Records from a collection
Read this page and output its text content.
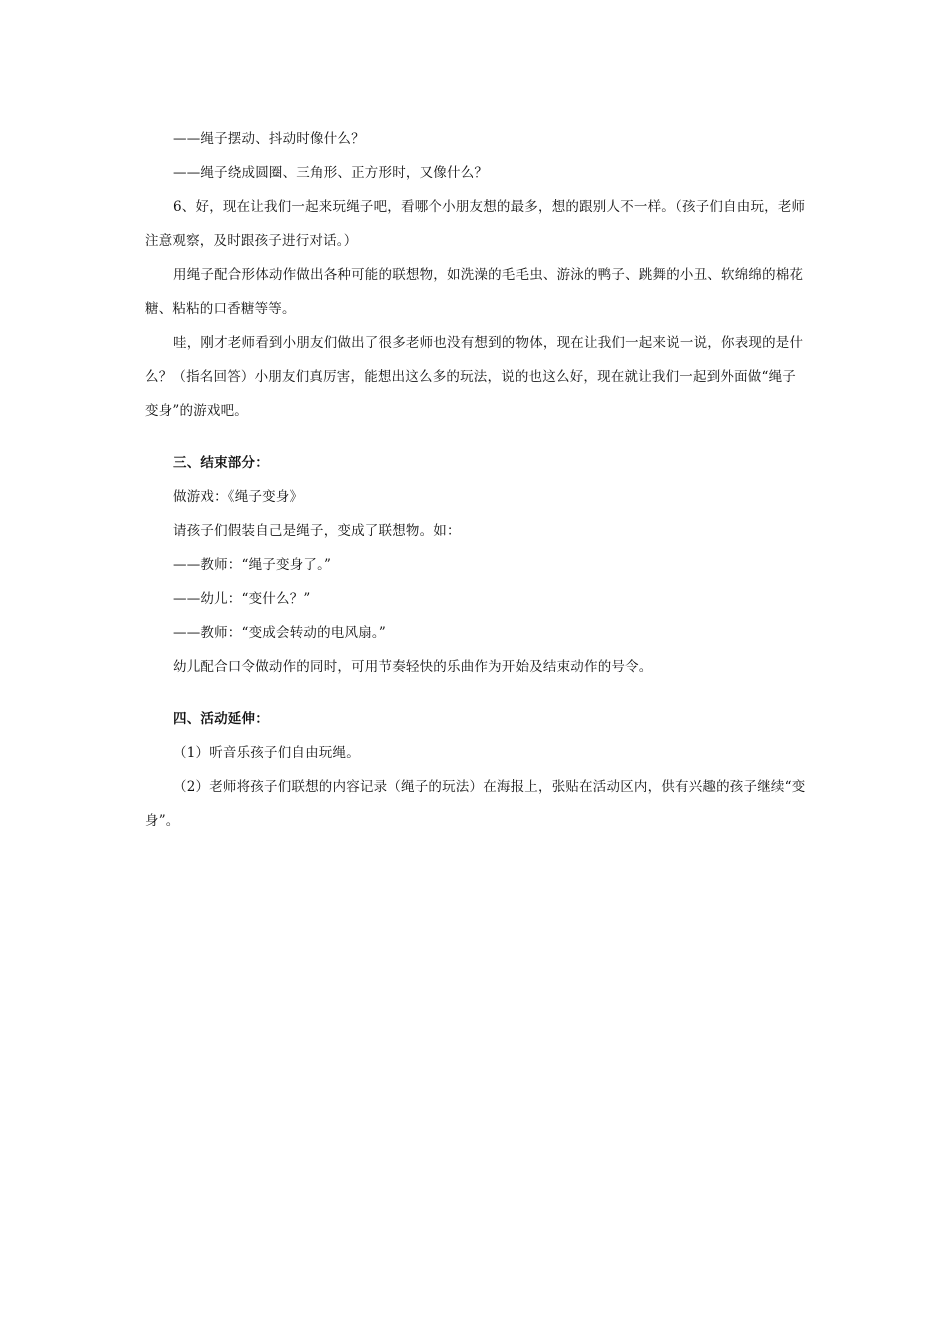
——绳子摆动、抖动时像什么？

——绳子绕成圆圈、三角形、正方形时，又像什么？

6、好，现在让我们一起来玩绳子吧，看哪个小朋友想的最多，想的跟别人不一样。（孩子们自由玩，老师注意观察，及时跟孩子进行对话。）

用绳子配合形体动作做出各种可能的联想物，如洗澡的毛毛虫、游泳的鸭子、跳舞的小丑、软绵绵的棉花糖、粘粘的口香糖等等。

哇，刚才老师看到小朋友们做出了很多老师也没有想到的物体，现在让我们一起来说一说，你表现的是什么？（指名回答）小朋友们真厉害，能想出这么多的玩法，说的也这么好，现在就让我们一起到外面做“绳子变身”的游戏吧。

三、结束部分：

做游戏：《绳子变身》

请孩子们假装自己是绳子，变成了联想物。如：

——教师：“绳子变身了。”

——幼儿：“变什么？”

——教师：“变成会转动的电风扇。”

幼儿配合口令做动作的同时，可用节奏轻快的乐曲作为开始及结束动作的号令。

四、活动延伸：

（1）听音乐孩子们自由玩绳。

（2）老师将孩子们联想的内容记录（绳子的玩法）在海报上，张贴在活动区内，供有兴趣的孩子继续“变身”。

* _TO DO_:
Skip every picture and transcribe the data above exactly.

* _WRITTEN RESPONSE_:
Read this page and output its text content.
——绳子摆动、抖动时像什么？

——绳子绕成圆圈、三角形、正方形时，又像什么？

6、好，现在让我们一起来玩绳子吧，看哪个小朋友想的最多，想的跟别人不一样。（孩子们自由玩，老师注意观察，及时跟孩子进行对话。）

用绳子配合形体动作做出各种可能的联想物，如洗澡的毛毛虫、游泳的鸭子、跳舞的小丑、软绵绵的棉花糖、粘粘的口香糖等等。

哇，刚才老师看到小朋友们做出了很多老师也没有想到的物体，现在让我们一起来说一说，你表现的是什么？（指名回答）小朋友们真厉害，能想出这么多的玩法，说的也这么好，现在就让我们一起到外面做“绳子变身”的游戏吧。

三、结束部分：

做游戏：《绳子变身》

请孩子们假装自己是绳子，变成了联想物。如：

——教师：“绳子变身了。”

——幼儿：“变什么？”

——教师：“变成会转动的电风扇。”

幼儿配合口令做动作的同时，可用节奏轻快的乐曲作为开始及结束动作的号令。

四、活动延伸：

（1）听音乐孩子们自由玩绳。

（2）老师将孩子们联想的内容记录（绳子的玩法）在海报上，张贴在活动区内，供有兴趣的孩子继续“变身”。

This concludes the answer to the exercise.